Find the line containing "What's the underlying". Retype it and every line after it through the end of the entries, exactly as written, with nothing added.

------ RECORDS FOR THIS TASK ------

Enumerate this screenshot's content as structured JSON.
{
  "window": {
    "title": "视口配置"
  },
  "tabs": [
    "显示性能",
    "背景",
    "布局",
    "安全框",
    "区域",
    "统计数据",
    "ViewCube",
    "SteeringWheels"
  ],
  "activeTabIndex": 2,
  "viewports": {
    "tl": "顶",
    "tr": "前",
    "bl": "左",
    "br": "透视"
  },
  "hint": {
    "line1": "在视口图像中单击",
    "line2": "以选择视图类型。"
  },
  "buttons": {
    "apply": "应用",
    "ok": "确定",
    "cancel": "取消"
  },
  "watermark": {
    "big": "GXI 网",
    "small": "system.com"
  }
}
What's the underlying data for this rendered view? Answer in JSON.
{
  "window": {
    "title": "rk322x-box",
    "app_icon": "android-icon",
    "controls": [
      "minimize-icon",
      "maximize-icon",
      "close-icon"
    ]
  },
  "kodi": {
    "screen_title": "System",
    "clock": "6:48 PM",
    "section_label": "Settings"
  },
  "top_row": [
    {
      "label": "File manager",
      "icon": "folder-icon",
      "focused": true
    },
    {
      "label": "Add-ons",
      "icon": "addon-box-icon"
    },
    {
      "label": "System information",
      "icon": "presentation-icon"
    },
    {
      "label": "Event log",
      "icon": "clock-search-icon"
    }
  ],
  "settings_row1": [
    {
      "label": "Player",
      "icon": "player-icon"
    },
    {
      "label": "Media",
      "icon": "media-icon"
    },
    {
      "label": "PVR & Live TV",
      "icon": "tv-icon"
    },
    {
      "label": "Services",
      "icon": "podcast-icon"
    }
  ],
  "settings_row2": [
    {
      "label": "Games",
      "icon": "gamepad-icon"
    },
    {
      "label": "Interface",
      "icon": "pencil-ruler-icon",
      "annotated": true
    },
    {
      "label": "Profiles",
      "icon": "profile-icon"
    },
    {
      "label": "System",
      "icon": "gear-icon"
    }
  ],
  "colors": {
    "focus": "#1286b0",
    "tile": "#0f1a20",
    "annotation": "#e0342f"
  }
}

------

• **OUTPUT**:
What's the underlying data for this rendered view? Answer in JSON.
{
  "window": {
    "title": "rk322x-box",
    "app_icon": "android-icon",
    "controls": [
      "minimize-icon",
      "maximize-icon",
      "close-icon"
    ]
  },
  "kodi": {
    "screen_title": "System",
    "clock": "6:48 PM",
    "section_label": "Settings"
  },
  "top_row": [
    {
      "label": "File manager",
      "icon": "folder-icon",
      "focused": true
    },
    {
      "label": "Add-ons",
      "icon": "addon-box-icon"
    },
    {
      "label": "System information",
      "icon": "presentation-icon"
    },
    {
      "label": "Event log",
      "icon": "clock-search-icon"
    }
  ],
  "settings_row1": [
    {
      "label": "Player",
      "icon": "player-icon"
    },
    {
      "label": "Media",
      "icon": "media-icon"
    },
    {
      "label": "PVR & Live TV",
      "icon": "tv-icon"
    },
    {
      "label": "Services",
      "icon": "podcast-icon"
    }
  ],
  "settings_row2": [
    {
      "label": "Games",
      "icon": "gamepad-icon"
    },
    {
      "label": "Interface",
      "icon": "pencil-ruler-icon",
      "annotated": true
    },
    {
      "label": "Profiles",
      "icon": "profile-icon"
    },
    {
      "label": "System",
      "icon": "gear-icon"
    }
  ],
  "colors": {
    "focus": "#1286b0",
    "tile": "#0f1a20",
    "annotation": "#e0342f"
  }
}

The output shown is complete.